* _WORK TO DO_: Reproduce the material verbatim from its first line through the line containing "bz-series-0-point [437, 363, 444, 370]", with both ends included.

* _RECORDS_:
◇ ◇ ◇ ◇ ◇
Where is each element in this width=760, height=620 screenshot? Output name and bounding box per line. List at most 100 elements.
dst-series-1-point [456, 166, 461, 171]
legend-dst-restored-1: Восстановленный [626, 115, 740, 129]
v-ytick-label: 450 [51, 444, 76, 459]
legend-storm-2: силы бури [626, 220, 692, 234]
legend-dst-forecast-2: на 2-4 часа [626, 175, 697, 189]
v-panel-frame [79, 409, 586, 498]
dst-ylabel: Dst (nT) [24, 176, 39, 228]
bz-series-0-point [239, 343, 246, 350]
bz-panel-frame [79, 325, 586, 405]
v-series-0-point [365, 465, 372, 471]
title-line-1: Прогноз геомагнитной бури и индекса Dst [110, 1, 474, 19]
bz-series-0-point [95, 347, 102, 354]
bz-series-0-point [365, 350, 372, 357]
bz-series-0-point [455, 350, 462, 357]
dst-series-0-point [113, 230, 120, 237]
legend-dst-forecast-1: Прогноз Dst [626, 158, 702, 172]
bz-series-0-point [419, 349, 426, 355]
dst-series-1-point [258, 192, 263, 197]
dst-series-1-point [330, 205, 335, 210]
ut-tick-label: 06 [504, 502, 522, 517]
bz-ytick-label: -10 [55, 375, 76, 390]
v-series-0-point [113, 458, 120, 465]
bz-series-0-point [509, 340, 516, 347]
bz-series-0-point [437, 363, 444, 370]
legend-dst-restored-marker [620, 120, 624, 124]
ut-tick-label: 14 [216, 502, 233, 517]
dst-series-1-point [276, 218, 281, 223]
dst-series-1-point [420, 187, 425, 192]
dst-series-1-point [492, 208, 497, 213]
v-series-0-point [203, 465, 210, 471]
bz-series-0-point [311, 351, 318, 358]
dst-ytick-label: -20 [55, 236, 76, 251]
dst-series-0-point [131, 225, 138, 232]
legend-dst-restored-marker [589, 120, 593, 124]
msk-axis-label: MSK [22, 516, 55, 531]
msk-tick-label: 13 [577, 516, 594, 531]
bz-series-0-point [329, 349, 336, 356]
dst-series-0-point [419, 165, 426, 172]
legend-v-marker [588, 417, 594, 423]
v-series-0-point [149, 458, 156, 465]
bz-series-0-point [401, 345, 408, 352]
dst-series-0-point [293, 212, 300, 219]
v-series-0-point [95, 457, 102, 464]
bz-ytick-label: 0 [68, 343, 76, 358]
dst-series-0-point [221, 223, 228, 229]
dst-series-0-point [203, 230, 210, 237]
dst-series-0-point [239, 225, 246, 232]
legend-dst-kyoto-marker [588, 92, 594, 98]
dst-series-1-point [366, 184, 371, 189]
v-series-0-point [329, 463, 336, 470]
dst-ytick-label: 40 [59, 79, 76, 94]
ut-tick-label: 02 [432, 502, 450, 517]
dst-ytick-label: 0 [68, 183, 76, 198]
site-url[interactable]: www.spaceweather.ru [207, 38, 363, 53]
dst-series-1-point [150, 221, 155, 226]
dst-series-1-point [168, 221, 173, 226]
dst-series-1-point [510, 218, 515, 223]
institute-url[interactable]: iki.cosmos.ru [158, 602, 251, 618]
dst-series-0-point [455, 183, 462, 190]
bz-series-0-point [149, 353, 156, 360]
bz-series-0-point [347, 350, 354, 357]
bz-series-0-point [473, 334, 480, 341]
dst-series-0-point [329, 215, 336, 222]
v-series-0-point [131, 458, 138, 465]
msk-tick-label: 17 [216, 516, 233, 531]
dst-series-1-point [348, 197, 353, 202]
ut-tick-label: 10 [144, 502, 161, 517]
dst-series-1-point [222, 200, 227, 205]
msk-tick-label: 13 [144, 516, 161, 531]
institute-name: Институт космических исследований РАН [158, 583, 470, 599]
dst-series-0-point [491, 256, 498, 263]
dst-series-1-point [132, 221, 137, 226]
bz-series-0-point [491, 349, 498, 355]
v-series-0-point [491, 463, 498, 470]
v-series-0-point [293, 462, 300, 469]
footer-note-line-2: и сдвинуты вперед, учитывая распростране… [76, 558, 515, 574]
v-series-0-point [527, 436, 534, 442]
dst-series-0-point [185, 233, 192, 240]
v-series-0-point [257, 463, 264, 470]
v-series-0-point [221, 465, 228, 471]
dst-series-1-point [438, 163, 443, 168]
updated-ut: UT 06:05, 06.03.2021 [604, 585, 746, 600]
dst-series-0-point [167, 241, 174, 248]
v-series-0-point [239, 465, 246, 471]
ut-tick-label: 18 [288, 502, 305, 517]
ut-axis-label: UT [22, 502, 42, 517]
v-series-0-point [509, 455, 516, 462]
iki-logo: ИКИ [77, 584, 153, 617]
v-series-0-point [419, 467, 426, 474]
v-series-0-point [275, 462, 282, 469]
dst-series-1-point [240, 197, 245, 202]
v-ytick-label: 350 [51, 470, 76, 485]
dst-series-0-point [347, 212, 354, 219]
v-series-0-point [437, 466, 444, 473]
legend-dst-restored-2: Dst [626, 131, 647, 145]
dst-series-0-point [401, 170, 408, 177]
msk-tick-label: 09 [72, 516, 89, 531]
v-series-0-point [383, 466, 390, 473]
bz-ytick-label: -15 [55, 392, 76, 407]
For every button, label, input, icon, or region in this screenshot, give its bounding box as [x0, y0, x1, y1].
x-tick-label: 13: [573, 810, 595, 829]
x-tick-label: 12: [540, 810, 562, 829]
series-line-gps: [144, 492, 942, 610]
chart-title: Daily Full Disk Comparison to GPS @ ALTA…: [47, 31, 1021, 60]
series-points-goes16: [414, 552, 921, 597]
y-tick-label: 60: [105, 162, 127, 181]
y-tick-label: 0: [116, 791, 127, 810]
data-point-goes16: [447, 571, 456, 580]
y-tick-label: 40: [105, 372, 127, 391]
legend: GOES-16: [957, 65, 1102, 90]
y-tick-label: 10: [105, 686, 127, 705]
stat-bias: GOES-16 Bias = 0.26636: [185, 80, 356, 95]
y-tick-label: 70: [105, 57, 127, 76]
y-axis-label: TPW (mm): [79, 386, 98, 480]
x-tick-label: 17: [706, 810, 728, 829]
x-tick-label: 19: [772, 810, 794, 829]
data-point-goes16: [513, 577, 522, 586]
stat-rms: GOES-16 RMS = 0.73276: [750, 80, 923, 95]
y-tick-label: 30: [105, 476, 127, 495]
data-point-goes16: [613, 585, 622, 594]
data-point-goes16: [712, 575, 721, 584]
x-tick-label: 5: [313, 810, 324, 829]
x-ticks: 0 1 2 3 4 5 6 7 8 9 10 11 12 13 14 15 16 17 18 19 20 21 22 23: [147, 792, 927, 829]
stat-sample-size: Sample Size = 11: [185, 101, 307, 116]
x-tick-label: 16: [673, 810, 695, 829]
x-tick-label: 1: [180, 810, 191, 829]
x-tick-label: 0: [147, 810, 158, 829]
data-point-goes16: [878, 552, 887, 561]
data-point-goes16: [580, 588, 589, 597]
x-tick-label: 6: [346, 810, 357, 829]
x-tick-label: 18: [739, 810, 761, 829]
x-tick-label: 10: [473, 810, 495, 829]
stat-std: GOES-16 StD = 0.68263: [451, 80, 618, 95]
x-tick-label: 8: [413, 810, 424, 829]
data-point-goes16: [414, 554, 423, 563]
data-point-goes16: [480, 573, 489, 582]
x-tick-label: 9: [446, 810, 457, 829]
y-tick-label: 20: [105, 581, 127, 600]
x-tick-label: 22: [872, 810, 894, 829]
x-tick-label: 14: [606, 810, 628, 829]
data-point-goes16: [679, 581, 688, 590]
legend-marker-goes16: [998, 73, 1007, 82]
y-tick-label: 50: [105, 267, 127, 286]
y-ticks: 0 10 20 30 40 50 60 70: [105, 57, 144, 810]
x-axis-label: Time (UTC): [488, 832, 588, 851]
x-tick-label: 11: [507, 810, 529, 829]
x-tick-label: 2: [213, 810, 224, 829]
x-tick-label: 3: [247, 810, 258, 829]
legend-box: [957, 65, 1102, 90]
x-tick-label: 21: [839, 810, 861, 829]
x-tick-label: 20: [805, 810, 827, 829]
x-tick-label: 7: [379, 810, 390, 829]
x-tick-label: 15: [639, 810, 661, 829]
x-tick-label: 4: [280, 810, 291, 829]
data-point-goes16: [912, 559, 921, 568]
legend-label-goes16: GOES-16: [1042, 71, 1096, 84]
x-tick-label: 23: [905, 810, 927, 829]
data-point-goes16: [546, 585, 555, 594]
◇ ◇ ◇ ◇ ◇
* _ANSWER FOR THE TASK_:
Where is each element in this width=760, height=620 screenshot? Output name and bounding box per line. List at most 100 elements.
dst-series-1-point [456, 166, 461, 171]
legend-dst-restored-1: Восстановленный [626, 115, 740, 129]
v-ytick-label: 450 [51, 444, 76, 459]
legend-storm-2: силы бури [626, 220, 692, 234]
legend-dst-forecast-2: на 2-4 часа [626, 175, 697, 189]
v-panel-frame [79, 409, 586, 498]
dst-ylabel: Dst (nT) [24, 176, 39, 228]
bz-series-0-point [239, 343, 246, 350]
bz-panel-frame [79, 325, 586, 405]
v-series-0-point [365, 465, 372, 471]
title-line-1: Прогноз геомагнитной бури и индекса Dst [110, 1, 474, 19]
bz-series-0-point [95, 347, 102, 354]
bz-series-0-point [365, 350, 372, 357]
bz-series-0-point [455, 350, 462, 357]
dst-series-0-point [113, 230, 120, 237]
legend-dst-forecast-1: Прогноз Dst [626, 158, 702, 172]
bz-series-0-point [419, 349, 426, 355]
dst-series-1-point [258, 192, 263, 197]
dst-series-1-point [330, 205, 335, 210]
ut-tick-label: 06 [504, 502, 522, 517]
bz-ytick-label: -10 [55, 375, 76, 390]
v-series-0-point [113, 458, 120, 465]
bz-series-0-point [509, 340, 516, 347]
bz-series-0-point [437, 363, 444, 370]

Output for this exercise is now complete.